INSTRUCTIONS FOR THE TASK —
Print each of the entries exactly, leaving nothing out.

— Start of SOURCE DATA —

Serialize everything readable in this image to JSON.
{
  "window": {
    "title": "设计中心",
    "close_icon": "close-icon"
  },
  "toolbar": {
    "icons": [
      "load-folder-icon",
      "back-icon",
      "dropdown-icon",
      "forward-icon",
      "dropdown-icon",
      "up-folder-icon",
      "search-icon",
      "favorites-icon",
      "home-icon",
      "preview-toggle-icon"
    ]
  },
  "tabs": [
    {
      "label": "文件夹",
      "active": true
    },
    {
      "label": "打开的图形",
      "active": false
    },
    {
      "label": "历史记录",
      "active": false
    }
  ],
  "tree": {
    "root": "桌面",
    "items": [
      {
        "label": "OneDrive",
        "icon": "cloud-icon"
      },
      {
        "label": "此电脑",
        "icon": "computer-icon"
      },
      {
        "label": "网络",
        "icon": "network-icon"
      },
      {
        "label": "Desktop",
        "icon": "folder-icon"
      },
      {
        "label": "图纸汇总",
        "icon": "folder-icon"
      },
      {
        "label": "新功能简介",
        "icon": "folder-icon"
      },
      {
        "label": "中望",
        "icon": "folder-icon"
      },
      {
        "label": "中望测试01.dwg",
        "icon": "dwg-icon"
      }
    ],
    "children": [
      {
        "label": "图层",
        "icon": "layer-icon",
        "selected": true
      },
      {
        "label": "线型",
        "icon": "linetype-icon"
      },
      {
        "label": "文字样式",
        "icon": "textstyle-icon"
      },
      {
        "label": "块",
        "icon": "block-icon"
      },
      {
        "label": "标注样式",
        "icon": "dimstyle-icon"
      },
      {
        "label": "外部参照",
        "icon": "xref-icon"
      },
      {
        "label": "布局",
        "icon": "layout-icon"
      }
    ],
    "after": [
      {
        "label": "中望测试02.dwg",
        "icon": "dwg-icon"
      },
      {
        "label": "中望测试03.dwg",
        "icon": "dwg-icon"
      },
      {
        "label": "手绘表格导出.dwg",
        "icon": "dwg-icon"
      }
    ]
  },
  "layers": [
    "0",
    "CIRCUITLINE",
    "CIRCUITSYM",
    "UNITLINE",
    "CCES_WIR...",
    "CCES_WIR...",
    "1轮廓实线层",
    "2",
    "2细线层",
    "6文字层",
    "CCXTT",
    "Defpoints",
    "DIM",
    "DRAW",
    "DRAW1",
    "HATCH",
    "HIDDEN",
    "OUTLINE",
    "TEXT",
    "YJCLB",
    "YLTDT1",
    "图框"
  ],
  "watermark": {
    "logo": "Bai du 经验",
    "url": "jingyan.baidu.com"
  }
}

— End of SOURCE DATA —

PROBLEM SOLUTION —
Serialize everything readable in this image to JSON.
{
  "window": {
    "title": "设计中心",
    "close_icon": "close-icon"
  },
  "toolbar": {
    "icons": [
      "load-folder-icon",
      "back-icon",
      "dropdown-icon",
      "forward-icon",
      "dropdown-icon",
      "up-folder-icon",
      "search-icon",
      "favorites-icon",
      "home-icon",
      "preview-toggle-icon"
    ]
  },
  "tabs": [
    {
      "label": "文件夹",
      "active": true
    },
    {
      "label": "打开的图形",
      "active": false
    },
    {
      "label": "历史记录",
      "active": false
    }
  ],
  "tree": {
    "root": "桌面",
    "items": [
      {
        "label": "OneDrive",
        "icon": "cloud-icon"
      },
      {
        "label": "此电脑",
        "icon": "computer-icon"
      },
      {
        "label": "网络",
        "icon": "network-icon"
      },
      {
        "label": "Desktop",
        "icon": "folder-icon"
      },
      {
        "label": "图纸汇总",
        "icon": "folder-icon"
      },
      {
        "label": "新功能简介",
        "icon": "folder-icon"
      },
      {
        "label": "中望",
        "icon": "folder-icon"
      },
      {
        "label": "中望测试01.dwg",
        "icon": "dwg-icon"
      }
    ],
    "children": [
      {
        "label": "图层",
        "icon": "layer-icon",
        "selected": true
      },
      {
        "label": "线型",
        "icon": "linetype-icon"
      },
      {
        "label": "文字样式",
        "icon": "textstyle-icon"
      },
      {
        "label": "块",
        "icon": "block-icon"
      },
      {
        "label": "标注样式",
        "icon": "dimstyle-icon"
      },
      {
        "label": "外部参照",
        "icon": "xref-icon"
      },
      {
        "label": "布局",
        "icon": "layout-icon"
      }
    ],
    "after": [
      {
        "label": "中望测试02.dwg",
        "icon": "dwg-icon"
      },
      {
        "label": "中望测试03.dwg",
        "icon": "dwg-icon"
      },
      {
        "label": "手绘表格导出.dwg",
        "icon": "dwg-icon"
      }
    ]
  },
  "layers": [
    "0",
    "CIRCUITLINE",
    "CIRCUITSYM",
    "UNITLINE",
    "CCES_WIR...",
    "CCES_WIR...",
    "1轮廓实线层",
    "2",
    "2细线层",
    "6文字层",
    "CCXTT",
    "Defpoints",
    "DIM",
    "DRAW",
    "DRAW1",
    "HATCH",
    "HIDDEN",
    "OUTLINE",
    "TEXT",
    "YJCLB",
    "YLTDT1",
    "图框"
  ],
  "watermark": {
    "logo": "Bai du 经验",
    "url": "jingyan.baidu.com"
  }
}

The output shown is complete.